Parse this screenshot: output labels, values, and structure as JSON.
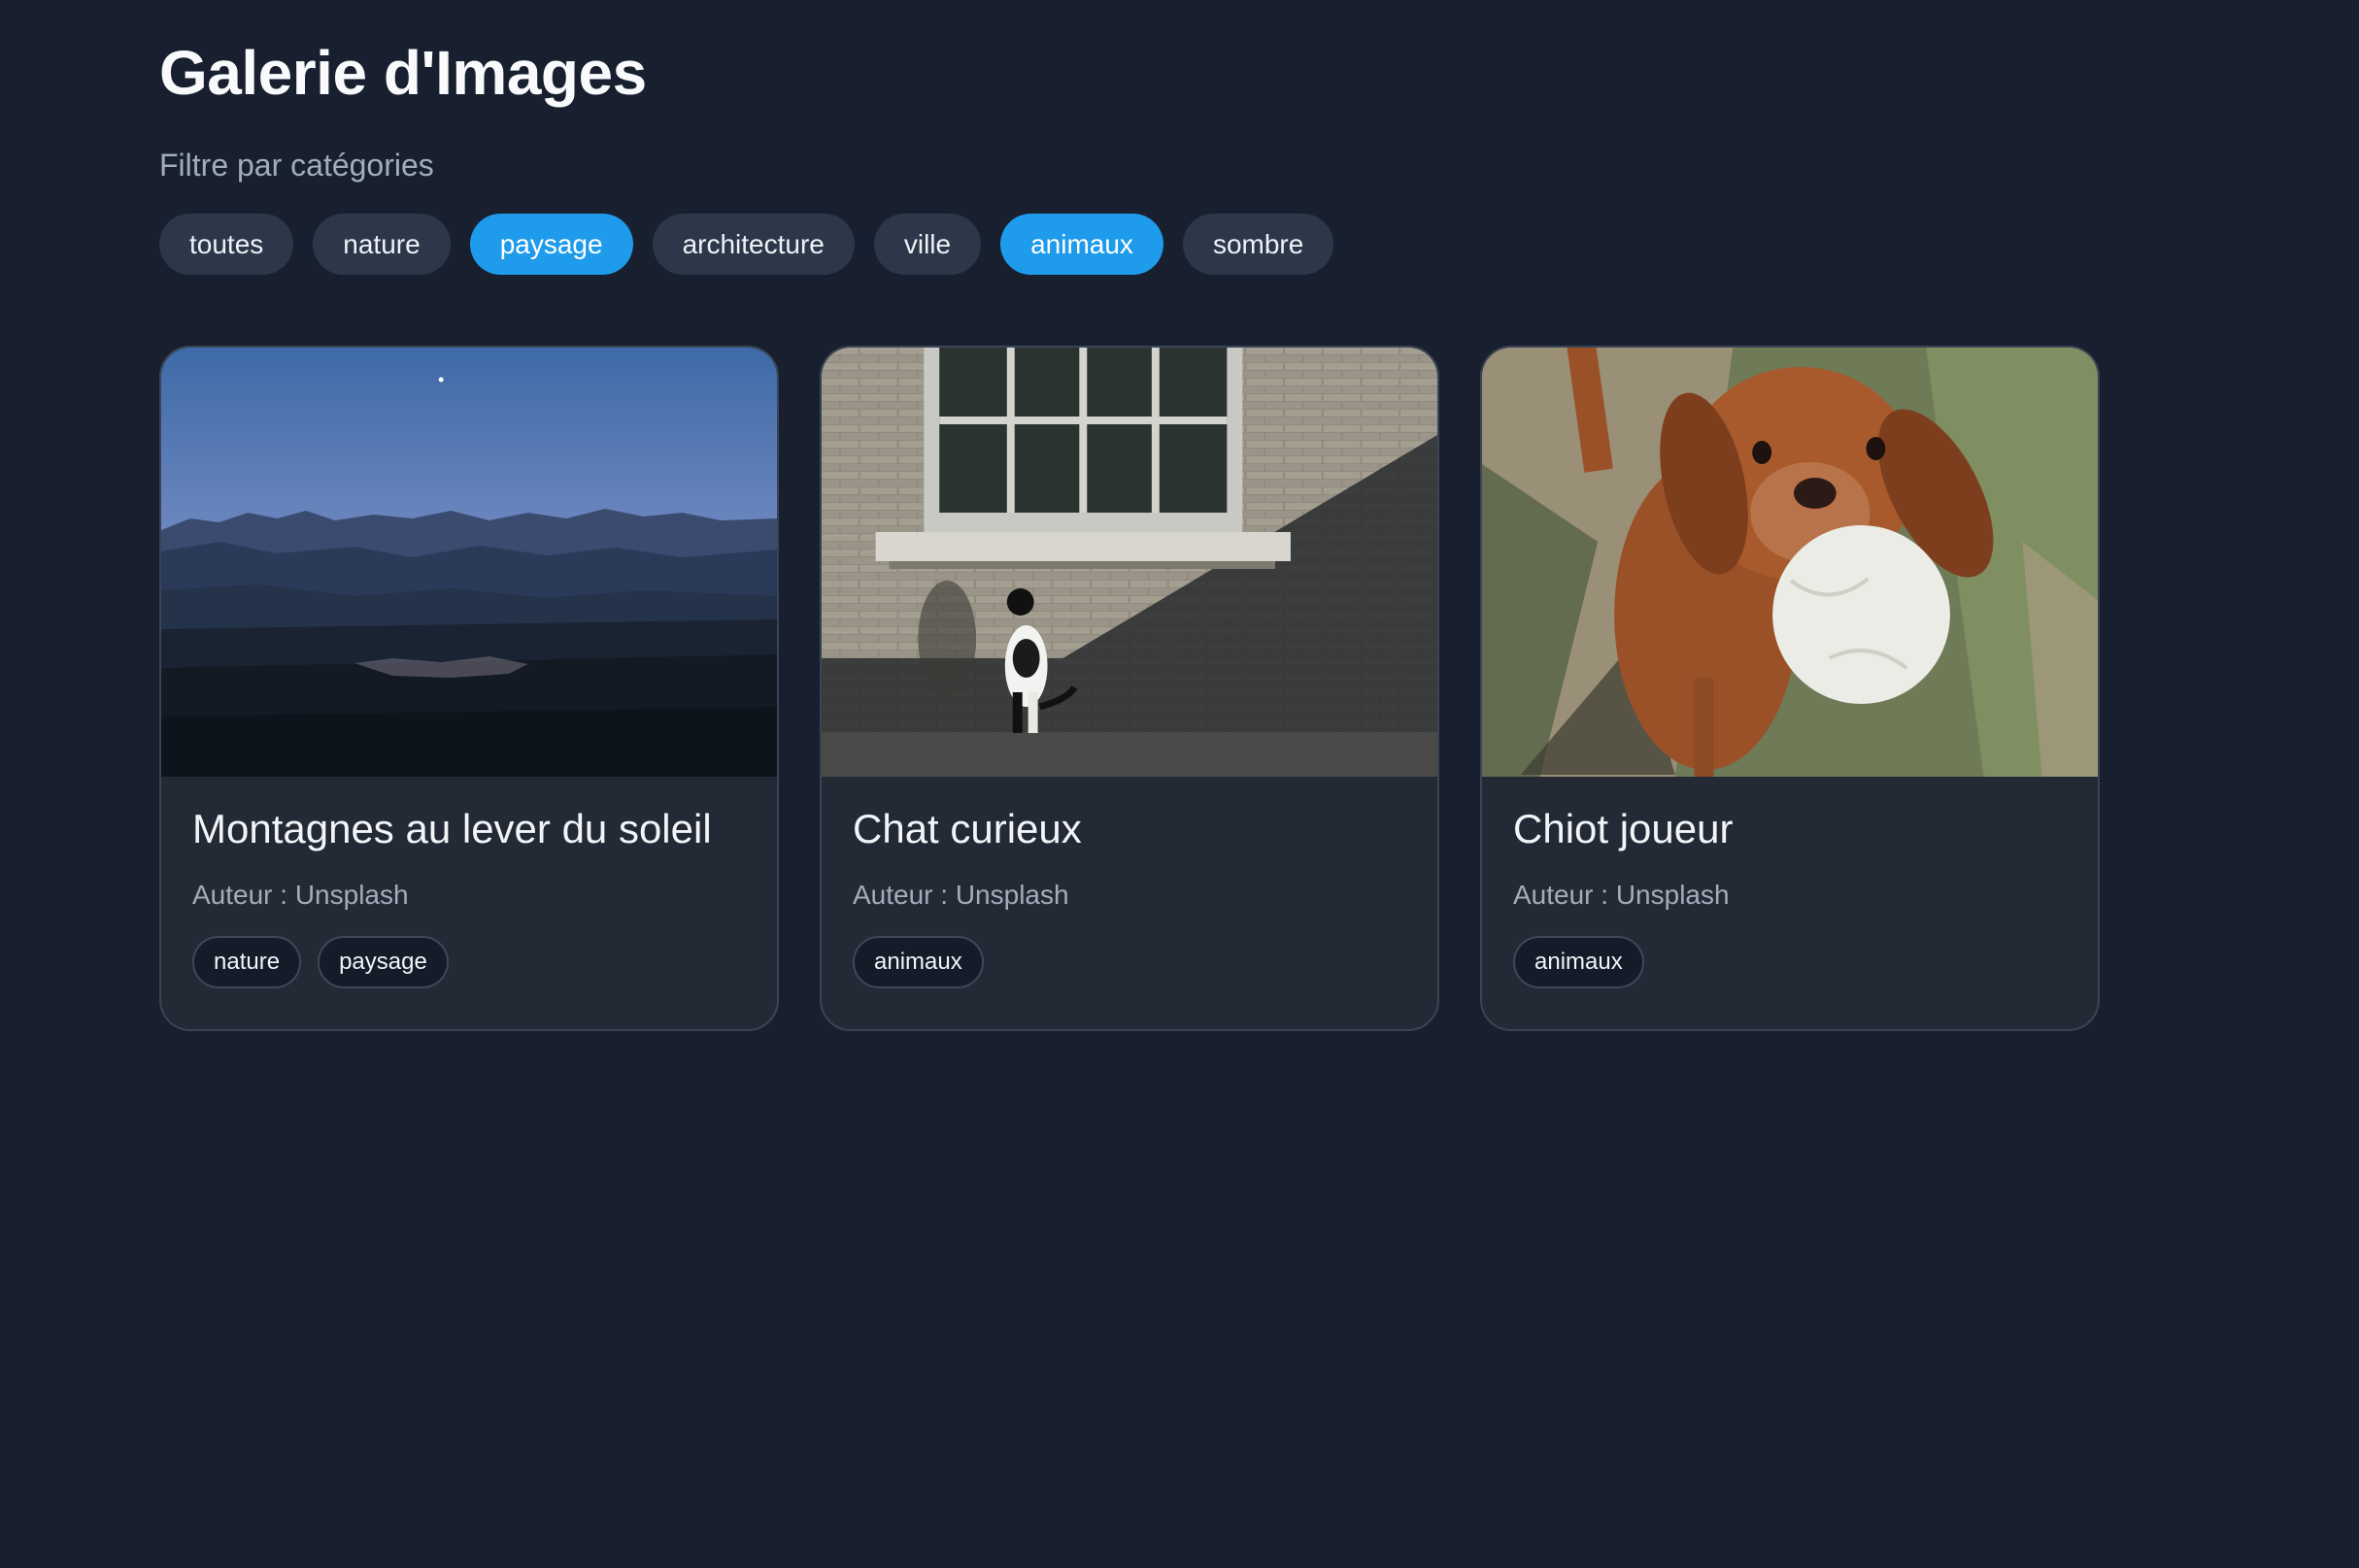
{
  "header": {
    "title": "Galerie d'Images",
    "filter_label": "Filtre par catégories"
  },
  "filters": [
    {
      "label": "toutes",
      "active": false
    },
    {
      "label": "nature",
      "active": false
    },
    {
      "label": "paysage",
      "active": true
    },
    {
      "label": "architecture",
      "active": false
    },
    {
      "label": "ville",
      "active": false
    },
    {
      "label": "animaux",
      "active": true
    },
    {
      "label": "sombre",
      "active": false
    }
  ],
  "cards": [
    {
      "title": "Montagnes au lever du soleil",
      "author": "Auteur : Unsplash",
      "image": "mountain-sunrise-photo",
      "tags": [
        "nature",
        "paysage"
      ]
    },
    {
      "title": "Chat curieux",
      "author": "Auteur : Unsplash",
      "image": "cat-at-window-photo",
      "tags": [
        "animaux"
      ]
    },
    {
      "title": "Chiot joueur",
      "author": "Auteur : Unsplash",
      "image": "puppy-with-ball-photo",
      "tags": [
        "animaux"
      ]
    }
  ],
  "colors": {
    "background": "#182030",
    "chip": "#2c3849",
    "chip_active": "#1e9bea",
    "card": "#242a35",
    "tag": "#141b29"
  }
}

◇ ◇ ◇ ◇

Exercise details
Pull out the lines above in which the word "photo" appears.

Answer below
      "image": "mountain-sunrise-photo",
      "image": "cat-at-window-photo",
      "image": "puppy-with-ball-photo",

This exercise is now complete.